— WHAT IS REQUIRED —
What is the number of lines in the data that hold the string "like"? Reply with that number only.

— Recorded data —
>> Begin

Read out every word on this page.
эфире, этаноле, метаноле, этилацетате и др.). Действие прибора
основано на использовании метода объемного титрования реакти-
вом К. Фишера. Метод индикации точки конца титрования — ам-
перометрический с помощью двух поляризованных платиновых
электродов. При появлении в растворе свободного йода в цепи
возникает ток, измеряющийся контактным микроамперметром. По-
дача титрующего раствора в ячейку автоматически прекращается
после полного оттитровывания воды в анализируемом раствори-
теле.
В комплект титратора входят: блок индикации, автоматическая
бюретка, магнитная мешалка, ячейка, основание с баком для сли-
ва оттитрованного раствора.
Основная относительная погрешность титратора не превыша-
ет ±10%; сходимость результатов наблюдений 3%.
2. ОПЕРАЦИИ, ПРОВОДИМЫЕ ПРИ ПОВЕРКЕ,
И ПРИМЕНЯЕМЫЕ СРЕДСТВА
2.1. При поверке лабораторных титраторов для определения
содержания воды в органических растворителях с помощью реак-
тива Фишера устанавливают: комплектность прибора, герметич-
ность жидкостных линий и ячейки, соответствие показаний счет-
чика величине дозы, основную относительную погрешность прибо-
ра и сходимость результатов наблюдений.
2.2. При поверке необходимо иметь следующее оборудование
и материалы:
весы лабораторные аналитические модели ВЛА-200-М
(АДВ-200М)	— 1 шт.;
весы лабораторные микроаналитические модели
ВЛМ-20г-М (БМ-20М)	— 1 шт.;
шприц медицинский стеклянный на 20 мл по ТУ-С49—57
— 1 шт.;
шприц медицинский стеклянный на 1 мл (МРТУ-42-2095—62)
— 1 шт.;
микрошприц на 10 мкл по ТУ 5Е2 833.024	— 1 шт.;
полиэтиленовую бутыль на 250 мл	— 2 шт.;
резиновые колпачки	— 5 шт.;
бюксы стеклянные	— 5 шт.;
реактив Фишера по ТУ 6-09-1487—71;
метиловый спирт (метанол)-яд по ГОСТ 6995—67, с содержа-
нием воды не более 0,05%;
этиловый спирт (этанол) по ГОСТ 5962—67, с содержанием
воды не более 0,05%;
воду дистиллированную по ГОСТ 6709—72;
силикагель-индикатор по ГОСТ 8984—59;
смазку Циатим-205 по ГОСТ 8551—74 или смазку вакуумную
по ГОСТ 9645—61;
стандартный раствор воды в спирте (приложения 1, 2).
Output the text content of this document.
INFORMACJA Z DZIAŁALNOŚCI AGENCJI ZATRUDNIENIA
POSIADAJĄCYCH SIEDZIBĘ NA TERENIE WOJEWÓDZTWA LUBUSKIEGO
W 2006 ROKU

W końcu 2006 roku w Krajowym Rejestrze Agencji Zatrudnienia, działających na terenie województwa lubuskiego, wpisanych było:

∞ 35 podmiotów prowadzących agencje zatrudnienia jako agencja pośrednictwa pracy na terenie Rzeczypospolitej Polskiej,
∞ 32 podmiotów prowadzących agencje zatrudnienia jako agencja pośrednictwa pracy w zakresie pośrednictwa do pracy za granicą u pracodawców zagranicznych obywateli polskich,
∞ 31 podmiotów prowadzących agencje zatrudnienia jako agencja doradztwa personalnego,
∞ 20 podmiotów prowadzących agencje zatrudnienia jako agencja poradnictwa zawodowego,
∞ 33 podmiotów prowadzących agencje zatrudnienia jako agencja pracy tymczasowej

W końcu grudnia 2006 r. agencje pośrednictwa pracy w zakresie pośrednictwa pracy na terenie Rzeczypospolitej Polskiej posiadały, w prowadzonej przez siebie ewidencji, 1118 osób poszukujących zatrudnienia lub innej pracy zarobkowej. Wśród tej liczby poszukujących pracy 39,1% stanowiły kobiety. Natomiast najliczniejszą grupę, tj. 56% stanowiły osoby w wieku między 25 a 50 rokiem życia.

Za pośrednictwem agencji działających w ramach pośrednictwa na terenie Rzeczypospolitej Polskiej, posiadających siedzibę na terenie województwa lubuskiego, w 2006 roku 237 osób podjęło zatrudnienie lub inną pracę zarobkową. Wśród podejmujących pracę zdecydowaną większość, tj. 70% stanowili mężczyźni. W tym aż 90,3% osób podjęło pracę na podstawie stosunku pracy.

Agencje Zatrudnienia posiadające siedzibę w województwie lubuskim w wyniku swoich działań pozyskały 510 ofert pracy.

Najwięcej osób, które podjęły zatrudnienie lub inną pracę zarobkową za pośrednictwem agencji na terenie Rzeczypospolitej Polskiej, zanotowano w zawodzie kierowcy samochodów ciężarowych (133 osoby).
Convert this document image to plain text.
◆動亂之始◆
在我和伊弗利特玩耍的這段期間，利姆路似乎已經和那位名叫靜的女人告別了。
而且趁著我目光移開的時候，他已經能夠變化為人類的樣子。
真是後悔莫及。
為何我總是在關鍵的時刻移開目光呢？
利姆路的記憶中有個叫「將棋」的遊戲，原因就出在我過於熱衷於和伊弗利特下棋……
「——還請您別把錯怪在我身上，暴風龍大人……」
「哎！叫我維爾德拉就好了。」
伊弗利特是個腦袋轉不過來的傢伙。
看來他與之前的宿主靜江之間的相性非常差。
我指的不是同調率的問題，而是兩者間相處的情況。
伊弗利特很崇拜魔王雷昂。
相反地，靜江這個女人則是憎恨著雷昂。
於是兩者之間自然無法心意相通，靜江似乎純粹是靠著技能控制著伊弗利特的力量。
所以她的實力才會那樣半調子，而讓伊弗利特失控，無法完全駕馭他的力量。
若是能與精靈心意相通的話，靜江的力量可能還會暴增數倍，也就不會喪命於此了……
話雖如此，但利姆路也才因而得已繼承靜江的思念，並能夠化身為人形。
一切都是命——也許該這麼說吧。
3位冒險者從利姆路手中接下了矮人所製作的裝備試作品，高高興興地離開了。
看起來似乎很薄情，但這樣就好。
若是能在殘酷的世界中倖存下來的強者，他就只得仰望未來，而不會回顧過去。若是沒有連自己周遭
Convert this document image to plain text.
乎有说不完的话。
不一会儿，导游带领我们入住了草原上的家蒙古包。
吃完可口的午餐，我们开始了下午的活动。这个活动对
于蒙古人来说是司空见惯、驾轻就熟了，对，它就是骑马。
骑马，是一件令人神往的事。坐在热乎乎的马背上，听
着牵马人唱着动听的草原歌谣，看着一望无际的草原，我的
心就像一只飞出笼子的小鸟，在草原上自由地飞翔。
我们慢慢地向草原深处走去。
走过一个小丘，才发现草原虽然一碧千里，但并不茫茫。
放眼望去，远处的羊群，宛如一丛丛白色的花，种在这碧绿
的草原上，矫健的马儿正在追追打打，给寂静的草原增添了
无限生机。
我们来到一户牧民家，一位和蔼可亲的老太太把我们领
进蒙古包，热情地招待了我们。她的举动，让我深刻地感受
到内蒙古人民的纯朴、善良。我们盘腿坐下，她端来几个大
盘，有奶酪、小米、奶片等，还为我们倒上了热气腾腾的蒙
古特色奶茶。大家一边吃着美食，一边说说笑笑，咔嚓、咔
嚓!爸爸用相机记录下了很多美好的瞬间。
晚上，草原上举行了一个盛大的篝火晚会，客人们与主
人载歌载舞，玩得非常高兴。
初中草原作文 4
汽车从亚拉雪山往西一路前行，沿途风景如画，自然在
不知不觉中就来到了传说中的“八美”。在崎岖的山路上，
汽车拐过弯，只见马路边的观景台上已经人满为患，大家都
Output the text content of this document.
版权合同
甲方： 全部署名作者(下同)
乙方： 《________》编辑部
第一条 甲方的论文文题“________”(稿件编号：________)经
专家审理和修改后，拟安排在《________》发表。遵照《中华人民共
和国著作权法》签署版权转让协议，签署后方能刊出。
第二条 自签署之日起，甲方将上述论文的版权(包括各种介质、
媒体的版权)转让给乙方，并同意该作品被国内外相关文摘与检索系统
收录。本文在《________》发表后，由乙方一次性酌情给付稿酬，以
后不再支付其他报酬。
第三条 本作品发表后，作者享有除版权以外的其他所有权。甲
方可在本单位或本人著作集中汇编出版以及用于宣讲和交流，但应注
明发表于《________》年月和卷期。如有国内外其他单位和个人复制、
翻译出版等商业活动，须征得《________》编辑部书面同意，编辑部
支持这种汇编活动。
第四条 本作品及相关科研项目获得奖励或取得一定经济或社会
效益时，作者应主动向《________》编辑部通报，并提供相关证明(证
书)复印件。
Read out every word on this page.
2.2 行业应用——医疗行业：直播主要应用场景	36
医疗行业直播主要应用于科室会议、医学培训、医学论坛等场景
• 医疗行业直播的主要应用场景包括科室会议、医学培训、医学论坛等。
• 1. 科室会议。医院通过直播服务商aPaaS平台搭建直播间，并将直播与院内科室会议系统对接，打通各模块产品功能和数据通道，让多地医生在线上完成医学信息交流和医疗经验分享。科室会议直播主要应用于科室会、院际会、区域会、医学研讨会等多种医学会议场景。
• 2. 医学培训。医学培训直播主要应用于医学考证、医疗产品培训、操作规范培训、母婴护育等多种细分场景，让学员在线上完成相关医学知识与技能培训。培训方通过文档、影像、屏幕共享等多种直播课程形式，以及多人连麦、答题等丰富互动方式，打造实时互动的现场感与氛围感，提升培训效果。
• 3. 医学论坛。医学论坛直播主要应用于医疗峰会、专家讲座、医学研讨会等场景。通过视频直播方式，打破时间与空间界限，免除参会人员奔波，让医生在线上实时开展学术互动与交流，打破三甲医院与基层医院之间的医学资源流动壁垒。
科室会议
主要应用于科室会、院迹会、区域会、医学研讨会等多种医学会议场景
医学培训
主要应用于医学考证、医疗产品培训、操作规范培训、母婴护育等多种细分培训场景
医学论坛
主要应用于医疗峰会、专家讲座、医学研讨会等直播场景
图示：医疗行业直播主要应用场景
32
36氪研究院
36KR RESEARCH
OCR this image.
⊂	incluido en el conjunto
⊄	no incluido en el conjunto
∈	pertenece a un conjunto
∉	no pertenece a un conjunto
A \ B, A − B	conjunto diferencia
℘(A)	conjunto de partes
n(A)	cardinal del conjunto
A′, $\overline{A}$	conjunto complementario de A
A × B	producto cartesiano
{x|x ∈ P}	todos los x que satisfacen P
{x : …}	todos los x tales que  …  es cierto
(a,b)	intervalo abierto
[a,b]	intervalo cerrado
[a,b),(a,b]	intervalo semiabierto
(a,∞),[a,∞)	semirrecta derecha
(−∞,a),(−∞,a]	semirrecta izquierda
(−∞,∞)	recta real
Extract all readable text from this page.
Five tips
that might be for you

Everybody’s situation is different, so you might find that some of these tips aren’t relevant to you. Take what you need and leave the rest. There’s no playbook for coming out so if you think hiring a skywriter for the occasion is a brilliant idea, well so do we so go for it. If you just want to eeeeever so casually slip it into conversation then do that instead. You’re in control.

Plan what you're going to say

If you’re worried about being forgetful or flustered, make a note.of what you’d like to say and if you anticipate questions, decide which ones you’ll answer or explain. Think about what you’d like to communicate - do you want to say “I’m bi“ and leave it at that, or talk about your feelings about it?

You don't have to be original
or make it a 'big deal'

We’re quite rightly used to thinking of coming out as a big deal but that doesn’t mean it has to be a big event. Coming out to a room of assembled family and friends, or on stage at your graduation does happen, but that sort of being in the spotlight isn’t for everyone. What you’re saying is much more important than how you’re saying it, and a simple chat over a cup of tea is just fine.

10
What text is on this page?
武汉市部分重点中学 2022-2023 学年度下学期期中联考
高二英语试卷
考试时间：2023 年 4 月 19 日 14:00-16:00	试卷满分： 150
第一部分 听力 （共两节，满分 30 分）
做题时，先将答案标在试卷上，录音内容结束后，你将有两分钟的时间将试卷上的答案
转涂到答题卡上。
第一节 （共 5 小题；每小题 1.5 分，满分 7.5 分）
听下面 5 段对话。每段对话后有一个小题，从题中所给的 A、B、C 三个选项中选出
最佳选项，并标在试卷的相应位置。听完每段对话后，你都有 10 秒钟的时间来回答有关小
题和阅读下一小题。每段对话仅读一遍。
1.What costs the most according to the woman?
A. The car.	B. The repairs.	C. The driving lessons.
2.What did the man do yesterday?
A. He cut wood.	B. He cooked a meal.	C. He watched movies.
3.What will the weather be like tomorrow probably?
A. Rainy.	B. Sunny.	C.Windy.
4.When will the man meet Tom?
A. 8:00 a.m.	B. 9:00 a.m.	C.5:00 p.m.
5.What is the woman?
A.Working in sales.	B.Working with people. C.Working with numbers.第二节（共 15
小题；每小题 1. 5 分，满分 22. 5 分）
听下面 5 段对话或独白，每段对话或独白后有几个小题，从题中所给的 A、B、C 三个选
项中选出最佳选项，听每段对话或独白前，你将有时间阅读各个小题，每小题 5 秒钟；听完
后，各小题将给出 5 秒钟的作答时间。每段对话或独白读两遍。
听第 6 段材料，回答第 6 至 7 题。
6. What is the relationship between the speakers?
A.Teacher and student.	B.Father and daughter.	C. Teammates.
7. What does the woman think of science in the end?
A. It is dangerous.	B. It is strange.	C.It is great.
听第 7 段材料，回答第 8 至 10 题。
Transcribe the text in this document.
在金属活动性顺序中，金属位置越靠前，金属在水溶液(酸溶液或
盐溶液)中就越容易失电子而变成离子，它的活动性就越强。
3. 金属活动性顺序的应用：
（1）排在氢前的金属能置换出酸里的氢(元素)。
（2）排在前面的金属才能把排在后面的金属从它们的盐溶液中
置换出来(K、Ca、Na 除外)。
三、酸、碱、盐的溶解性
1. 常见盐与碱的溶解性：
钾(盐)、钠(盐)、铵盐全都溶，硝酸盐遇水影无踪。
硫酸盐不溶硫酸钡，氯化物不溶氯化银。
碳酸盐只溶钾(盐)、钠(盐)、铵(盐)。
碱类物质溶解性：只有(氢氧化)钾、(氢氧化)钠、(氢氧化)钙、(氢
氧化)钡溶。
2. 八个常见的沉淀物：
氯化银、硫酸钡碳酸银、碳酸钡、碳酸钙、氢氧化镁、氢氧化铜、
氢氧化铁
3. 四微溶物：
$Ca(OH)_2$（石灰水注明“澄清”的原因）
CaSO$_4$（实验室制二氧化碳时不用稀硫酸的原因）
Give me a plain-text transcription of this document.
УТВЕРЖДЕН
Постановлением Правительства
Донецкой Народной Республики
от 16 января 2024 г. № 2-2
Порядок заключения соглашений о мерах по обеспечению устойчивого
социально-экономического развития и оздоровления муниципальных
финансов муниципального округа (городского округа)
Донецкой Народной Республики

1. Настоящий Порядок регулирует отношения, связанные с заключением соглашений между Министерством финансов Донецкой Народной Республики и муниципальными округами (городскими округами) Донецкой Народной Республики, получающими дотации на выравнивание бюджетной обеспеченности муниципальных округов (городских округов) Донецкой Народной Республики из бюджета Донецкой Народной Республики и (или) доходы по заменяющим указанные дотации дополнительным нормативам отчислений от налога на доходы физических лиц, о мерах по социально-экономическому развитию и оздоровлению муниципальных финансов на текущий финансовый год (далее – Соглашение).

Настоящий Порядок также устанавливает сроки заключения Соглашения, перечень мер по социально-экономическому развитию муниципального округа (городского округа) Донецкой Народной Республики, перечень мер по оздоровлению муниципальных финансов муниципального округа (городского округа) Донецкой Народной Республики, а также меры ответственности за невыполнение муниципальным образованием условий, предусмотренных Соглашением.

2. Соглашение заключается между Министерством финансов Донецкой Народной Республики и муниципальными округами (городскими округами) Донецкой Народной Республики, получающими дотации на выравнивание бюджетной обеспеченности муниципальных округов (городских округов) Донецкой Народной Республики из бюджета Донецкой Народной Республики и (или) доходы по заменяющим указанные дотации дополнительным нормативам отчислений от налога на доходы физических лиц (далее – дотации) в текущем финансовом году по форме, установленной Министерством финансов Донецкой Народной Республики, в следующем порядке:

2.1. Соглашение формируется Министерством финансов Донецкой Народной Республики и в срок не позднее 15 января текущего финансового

>> End

— FINISHED TASK —
2